__What the task requires__:
Print the entries exactly, from the first line down to and including the line that contains "quoted-tweet-card[interactable]: nics @nics_archives", and nothing after it.

__Source data__:

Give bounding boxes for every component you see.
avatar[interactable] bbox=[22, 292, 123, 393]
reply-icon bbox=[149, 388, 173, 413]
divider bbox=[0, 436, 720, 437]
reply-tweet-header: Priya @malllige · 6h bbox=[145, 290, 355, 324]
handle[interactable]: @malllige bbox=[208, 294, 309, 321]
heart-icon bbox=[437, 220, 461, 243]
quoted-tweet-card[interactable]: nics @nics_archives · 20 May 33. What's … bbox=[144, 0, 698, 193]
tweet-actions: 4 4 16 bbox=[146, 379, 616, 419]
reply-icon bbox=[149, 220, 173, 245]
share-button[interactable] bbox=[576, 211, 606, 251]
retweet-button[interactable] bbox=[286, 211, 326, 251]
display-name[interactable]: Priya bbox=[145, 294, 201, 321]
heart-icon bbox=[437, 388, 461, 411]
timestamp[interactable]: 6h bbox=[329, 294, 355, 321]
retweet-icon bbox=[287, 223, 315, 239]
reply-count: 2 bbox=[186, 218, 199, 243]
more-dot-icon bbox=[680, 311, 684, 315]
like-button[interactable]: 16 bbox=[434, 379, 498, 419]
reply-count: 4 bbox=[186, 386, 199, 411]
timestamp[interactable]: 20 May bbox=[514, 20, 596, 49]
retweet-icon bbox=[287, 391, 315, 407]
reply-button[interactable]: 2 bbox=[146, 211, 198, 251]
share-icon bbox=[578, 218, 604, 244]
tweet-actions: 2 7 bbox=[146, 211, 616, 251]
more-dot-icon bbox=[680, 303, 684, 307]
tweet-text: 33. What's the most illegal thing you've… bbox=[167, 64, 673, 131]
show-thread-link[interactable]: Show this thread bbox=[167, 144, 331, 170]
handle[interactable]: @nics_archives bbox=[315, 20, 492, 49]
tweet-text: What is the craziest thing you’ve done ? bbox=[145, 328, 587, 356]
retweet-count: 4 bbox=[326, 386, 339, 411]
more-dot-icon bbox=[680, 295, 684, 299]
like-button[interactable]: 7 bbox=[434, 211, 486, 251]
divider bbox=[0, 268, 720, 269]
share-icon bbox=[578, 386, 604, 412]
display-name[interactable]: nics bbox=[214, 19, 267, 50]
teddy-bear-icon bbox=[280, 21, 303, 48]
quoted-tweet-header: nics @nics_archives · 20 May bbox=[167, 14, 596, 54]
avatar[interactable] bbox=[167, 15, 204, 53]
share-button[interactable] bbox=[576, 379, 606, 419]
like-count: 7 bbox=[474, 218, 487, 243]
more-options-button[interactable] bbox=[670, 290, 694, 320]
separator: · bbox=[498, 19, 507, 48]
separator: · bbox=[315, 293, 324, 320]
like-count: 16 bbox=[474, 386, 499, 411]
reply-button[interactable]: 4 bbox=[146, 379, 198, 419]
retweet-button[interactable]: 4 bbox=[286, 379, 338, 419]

__Complete output__:
Give bounding boxes for every component you see.
avatar[interactable] bbox=[22, 292, 123, 393]
reply-icon bbox=[149, 388, 173, 413]
divider bbox=[0, 436, 720, 437]
reply-tweet-header: Priya @malllige · 6h bbox=[145, 290, 355, 324]
handle[interactable]: @malllige bbox=[208, 294, 309, 321]
heart-icon bbox=[437, 220, 461, 243]
quoted-tweet-card[interactable]: nics @nics_archives · 20 May 33. What's … bbox=[144, 0, 698, 193]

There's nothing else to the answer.